BEGIN DATA LINES
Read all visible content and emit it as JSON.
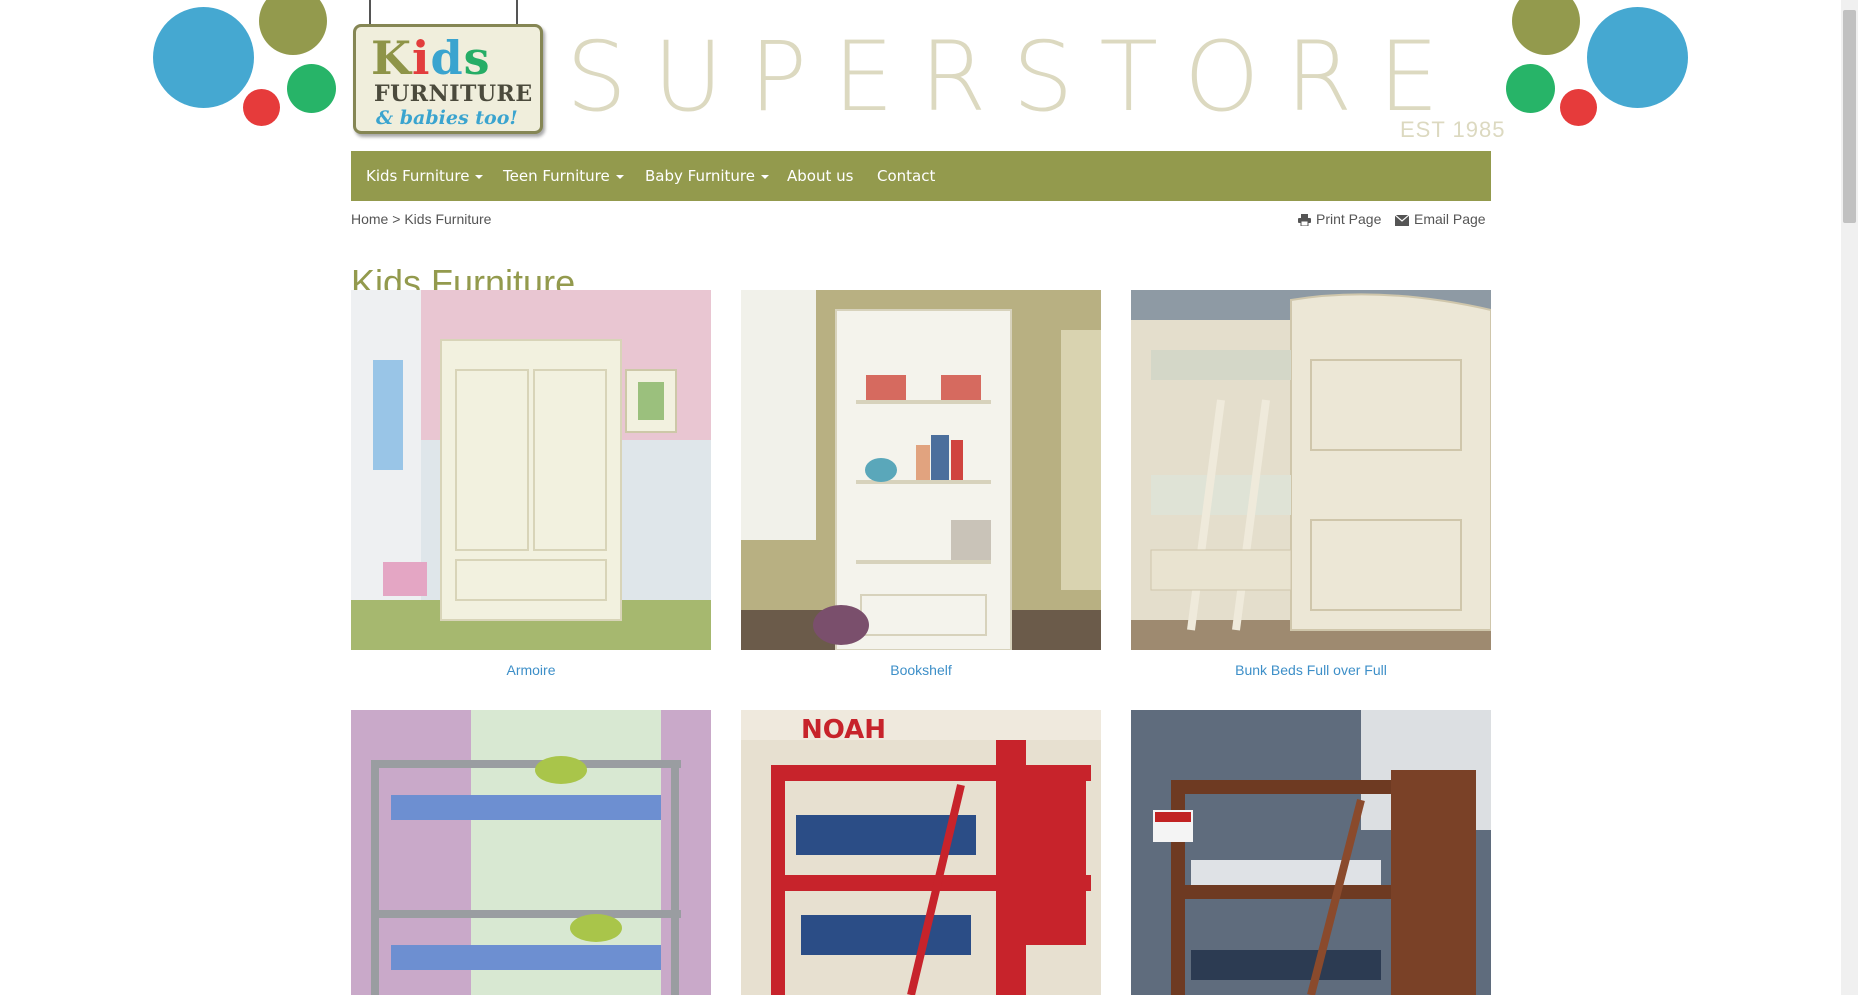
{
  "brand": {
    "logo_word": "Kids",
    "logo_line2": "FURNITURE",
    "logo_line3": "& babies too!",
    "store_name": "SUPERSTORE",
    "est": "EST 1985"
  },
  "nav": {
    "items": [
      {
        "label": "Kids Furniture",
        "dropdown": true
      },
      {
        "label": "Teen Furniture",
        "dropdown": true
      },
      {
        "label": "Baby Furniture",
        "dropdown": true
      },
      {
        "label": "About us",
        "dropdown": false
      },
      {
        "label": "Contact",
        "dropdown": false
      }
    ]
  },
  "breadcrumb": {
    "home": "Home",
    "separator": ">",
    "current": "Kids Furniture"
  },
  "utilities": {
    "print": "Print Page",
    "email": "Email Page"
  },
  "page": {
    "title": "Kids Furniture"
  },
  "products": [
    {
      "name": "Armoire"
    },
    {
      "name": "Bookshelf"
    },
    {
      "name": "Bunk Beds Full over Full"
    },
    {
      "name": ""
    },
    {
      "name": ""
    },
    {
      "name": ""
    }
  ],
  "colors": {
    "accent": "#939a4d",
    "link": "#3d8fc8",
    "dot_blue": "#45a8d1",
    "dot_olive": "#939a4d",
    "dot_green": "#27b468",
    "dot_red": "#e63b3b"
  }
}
END DATA LINES
BEGIN DATA LINES
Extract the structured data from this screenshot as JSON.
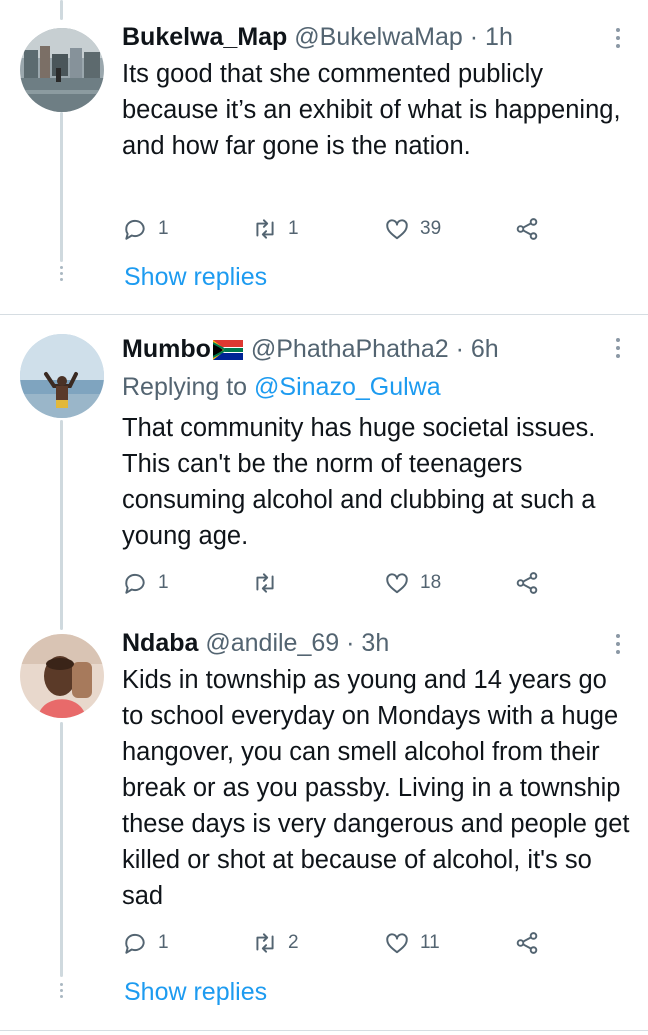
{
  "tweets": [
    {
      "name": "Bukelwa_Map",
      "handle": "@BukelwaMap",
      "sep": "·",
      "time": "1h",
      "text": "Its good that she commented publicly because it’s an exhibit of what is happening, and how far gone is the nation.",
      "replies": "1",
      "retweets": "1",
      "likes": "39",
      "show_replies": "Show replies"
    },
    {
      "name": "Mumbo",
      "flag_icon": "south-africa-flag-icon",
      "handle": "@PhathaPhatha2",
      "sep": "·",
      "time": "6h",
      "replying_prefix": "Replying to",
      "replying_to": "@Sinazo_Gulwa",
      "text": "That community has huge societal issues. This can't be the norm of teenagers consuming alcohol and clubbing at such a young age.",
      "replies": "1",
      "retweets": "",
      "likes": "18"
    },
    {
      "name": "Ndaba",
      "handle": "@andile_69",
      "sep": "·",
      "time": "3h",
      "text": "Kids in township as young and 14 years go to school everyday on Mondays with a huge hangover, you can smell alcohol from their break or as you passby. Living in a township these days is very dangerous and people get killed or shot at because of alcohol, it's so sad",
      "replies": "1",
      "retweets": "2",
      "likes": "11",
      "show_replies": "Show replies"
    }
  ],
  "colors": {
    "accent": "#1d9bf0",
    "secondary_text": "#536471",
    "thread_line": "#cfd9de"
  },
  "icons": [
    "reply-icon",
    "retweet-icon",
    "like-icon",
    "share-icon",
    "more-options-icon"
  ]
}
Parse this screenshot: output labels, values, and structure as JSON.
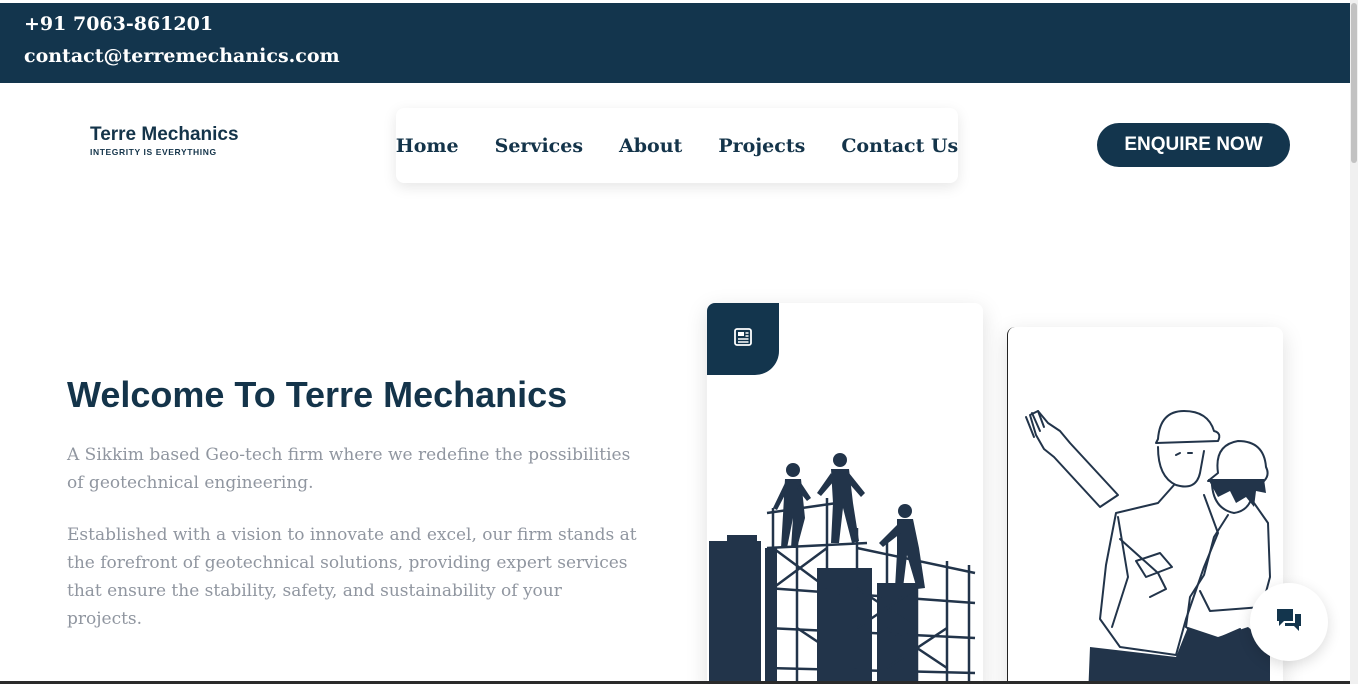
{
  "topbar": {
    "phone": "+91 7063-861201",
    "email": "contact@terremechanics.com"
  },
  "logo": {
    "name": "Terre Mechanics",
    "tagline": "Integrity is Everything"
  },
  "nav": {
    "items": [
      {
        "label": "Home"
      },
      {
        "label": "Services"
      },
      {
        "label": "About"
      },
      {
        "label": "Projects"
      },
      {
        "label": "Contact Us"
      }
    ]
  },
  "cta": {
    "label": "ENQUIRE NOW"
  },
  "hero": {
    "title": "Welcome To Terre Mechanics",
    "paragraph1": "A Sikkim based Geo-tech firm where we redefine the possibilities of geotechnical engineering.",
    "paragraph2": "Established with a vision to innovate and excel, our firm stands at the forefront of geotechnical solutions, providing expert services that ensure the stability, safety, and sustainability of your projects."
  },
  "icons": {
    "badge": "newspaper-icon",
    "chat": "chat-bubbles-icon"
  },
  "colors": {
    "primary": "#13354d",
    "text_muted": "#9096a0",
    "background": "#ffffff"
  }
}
END DATA LINES
• _WHAT THE TASK REQUIRES_
Look through the entries above. Extract each line with the word "firm".

• _TASK OUTPUT_
    "paragraph1": "A Sikkim based Geo-tech firm where we redefine the possibilities of geotechnical engineering.",
    "paragraph2": "Established with a vision to innovate and excel, our firm stands at the forefront of geotechnical solutions, providing expert services that ensure the stability, safety, and sustainability of your projects."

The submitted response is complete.